- [SET EXERCISE]: Write out, precisely and in full, each line of the material.

- [RECORDS FOR THE TASK]:
%%

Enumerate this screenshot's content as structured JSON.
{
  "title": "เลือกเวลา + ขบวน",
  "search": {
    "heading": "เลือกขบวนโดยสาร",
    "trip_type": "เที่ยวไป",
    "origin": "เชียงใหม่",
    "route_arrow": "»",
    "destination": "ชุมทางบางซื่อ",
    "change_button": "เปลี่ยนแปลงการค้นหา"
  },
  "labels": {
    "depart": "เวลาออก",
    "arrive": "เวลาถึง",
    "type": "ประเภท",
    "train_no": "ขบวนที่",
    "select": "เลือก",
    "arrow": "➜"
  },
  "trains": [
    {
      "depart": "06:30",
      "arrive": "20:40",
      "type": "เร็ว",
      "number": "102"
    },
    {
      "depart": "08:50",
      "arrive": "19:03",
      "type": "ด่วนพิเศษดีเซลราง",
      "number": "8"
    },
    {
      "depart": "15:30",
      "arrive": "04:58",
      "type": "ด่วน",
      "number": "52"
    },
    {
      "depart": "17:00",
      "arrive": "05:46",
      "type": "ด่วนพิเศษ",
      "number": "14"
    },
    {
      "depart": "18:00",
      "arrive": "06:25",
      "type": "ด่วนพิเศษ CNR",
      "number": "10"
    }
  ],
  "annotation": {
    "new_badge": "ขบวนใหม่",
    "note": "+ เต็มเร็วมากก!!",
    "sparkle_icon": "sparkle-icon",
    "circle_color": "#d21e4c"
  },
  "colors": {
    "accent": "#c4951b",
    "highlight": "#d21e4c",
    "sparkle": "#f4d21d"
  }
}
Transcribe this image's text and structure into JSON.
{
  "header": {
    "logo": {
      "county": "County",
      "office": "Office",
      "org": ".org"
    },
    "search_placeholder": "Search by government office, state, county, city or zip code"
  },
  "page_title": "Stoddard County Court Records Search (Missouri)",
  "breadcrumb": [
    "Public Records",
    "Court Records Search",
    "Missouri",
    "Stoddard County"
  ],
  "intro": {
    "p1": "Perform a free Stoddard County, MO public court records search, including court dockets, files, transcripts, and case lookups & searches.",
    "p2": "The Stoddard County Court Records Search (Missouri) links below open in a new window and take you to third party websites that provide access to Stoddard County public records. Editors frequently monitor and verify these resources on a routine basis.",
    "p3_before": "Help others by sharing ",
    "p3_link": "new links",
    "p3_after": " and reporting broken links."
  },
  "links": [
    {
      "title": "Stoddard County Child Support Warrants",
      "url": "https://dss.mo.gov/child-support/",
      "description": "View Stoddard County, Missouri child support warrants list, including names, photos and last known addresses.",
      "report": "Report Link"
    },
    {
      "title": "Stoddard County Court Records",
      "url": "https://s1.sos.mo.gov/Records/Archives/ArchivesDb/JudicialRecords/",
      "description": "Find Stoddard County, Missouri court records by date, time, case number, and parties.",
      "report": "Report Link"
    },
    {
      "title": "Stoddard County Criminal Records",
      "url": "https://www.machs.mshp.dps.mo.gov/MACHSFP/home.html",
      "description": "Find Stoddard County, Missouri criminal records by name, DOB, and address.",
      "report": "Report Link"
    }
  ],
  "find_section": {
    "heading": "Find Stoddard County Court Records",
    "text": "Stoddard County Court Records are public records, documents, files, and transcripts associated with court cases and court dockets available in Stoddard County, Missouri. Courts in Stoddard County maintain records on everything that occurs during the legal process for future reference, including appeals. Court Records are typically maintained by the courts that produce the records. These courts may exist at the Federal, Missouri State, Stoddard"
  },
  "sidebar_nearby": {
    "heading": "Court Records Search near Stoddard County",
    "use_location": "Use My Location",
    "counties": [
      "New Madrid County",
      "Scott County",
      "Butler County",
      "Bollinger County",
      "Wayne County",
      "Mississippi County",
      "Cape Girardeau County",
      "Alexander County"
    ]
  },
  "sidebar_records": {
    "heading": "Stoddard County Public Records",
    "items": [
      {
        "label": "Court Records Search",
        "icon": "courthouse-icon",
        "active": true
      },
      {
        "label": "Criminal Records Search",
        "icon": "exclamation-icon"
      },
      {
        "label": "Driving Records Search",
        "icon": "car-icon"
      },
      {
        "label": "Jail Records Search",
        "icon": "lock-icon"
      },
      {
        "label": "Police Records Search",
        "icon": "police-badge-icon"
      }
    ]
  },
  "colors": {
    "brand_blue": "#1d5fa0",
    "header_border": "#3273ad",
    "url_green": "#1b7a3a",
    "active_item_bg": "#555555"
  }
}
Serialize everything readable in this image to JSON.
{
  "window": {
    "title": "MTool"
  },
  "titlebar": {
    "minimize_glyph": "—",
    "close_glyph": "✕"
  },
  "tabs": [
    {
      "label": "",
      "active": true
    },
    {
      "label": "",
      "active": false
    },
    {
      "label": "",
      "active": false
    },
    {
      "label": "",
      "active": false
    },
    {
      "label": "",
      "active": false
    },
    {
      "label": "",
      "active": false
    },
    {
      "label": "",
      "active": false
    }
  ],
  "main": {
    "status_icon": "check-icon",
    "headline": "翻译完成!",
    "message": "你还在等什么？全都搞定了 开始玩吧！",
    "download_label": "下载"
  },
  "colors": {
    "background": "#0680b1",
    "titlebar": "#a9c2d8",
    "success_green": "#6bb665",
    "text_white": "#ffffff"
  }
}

%%

- [TASK RESULT]:
Enumerate this screenshot's content as structured JSON.
{
  "title": "เลือกเวลา + ขบวน",
  "search": {
    "heading": "เลือกขบวนโดยสาร",
    "trip_type": "เที่ยวไป",
    "origin": "เชียงใหม่",
    "route_arrow": "»",
    "destination": "ชุมทางบางซื่อ",
    "change_button": "เปลี่ยนแปลงการค้นหา"
  },
  "labels": {
    "depart": "เวลาออก",
    "arrive": "เวลาถึง",
    "type": "ประเภท",
    "train_no": "ขบวนที่",
    "select": "เลือก",
    "arrow": "➜"
  },
  "trains": [
    {
      "depart": "06:30",
      "arrive": "20:40",
      "type": "เร็ว",
      "number": "102"
    },
    {
      "depart": "08:50",
      "arrive": "19:03",
      "type": "ด่วนพิเศษดีเซลราง",
      "number": "8"
    },
    {
      "depart": "15:30",
      "arrive": "04:58",
      "type": "ด่วน",
      "number": "52"
    },
    {
      "depart": "17:00",
      "arrive": "05:46",
      "type": "ด่วนพิเศษ",
      "number": "14"
    },
    {
      "depart": "18:00",
      "arrive": "06:25",
      "type": "ด่วนพิเศษ CNR",
      "number": "10"
    }
  ],
  "annotation": {
    "new_badge": "ขบวนใหม่",
    "note": "+ เต็มเร็วมากก!!",
    "sparkle_icon": "sparkle-icon",
    "circle_color": "#d21e4c"
  },
  "colors": {
    "accent": "#c4951b",
    "highlight": "#d21e4c",
    "sparkle": "#f4d21d"
  }
}
Transcribe this image's text and structure into JSON.
{
  "header": {
    "logo": {
      "county": "County",
      "office": "Office",
      "org": ".org"
    },
    "search_placeholder": "Search by government office, state, county, city or zip code"
  },
  "page_title": "Stoddard County Court Records Search (Missouri)",
  "breadcrumb": [
    "Public Records",
    "Court Records Search",
    "Missouri",
    "Stoddard County"
  ],
  "intro": {
    "p1": "Perform a free Stoddard County, MO public court records search, including court dockets, files, transcripts, and case lookups & searches.",
    "p2": "The Stoddard County Court Records Search (Missouri) links below open in a new window and take you to third party websites that provide access to Stoddard County public records. Editors frequently monitor and verify these resources on a routine basis.",
    "p3_before": "Help others by sharing ",
    "p3_link": "new links",
    "p3_after": " and reporting broken links."
  },
  "links": [
    {
      "title": "Stoddard County Child Support Warrants",
      "url": "https://dss.mo.gov/child-support/",
      "description": "View Stoddard County, Missouri child support warrants list, including names, photos and last known addresses.",
      "report": "Report Link"
    },
    {
      "title": "Stoddard County Court Records",
      "url": "https://s1.sos.mo.gov/Records/Archives/ArchivesDb/JudicialRecords/",
      "description": "Find Stoddard County, Missouri court records by date, time, case number, and parties.",
      "report": "Report Link"
    },
    {
      "title": "Stoddard County Criminal Records",
      "url": "https://www.machs.mshp.dps.mo.gov/MACHSFP/home.html",
      "description": "Find Stoddard County, Missouri criminal records by name, DOB, and address.",
      "report": "Report Link"
    }
  ],
  "find_section": {
    "heading": "Find Stoddard County Court Records",
    "text": "Stoddard County Court Records are public records, documents, files, and transcripts associated with court cases and court dockets available in Stoddard County, Missouri. Courts in Stoddard County maintain records on everything that occurs during the legal process for future reference, including appeals. Court Records are typically maintained by the courts that produce the records. These courts may exist at the Federal, Missouri State, Stoddard"
  },
  "sidebar_nearby": {
    "heading": "Court Records Search near Stoddard County",
    "use_location": "Use My Location",
    "counties": [
      "New Madrid County",
      "Scott County",
      "Butler County",
      "Bollinger County",
      "Wayne County",
      "Mississippi County",
      "Cape Girardeau County",
      "Alexander County"
    ]
  },
  "sidebar_records": {
    "heading": "Stoddard County Public Records",
    "items": [
      {
        "label": "Court Records Search",
        "icon": "courthouse-icon",
        "active": true
      },
      {
        "label": "Criminal Records Search",
        "icon": "exclamation-icon"
      },
      {
        "label": "Driving Records Search",
        "icon": "car-icon"
      },
      {
        "label": "Jail Records Search",
        "icon": "lock-icon"
      },
      {
        "label": "Police Records Search",
        "icon": "police-badge-icon"
      }
    ]
  },
  "colors": {
    "brand_blue": "#1d5fa0",
    "header_border": "#3273ad",
    "url_green": "#1b7a3a",
    "active_item_bg": "#555555"
  }
}
Serialize everything readable in this image to JSON.
{
  "window": {
    "title": "MTool"
  },
  "titlebar": {
    "minimize_glyph": "—",
    "close_glyph": "✕"
  },
  "tabs": [
    {
      "label": "",
      "active": true
    },
    {
      "label": "",
      "active": false
    },
    {
      "label": "",
      "active": false
    },
    {
      "label": "",
      "active": false
    },
    {
      "label": "",
      "active": false
    },
    {
      "label": "",
      "active": false
    },
    {
      "label": "",
      "active": false
    }
  ],
  "main": {
    "status_icon": "check-icon",
    "headline": "翻译完成!",
    "message": "你还在等什么？全都搞定了 开始玩吧！",
    "download_label": "下载"
  },
  "colors": {
    "background": "#0680b1",
    "titlebar": "#a9c2d8",
    "success_green": "#6bb665",
    "text_white": "#ffffff"
  }
}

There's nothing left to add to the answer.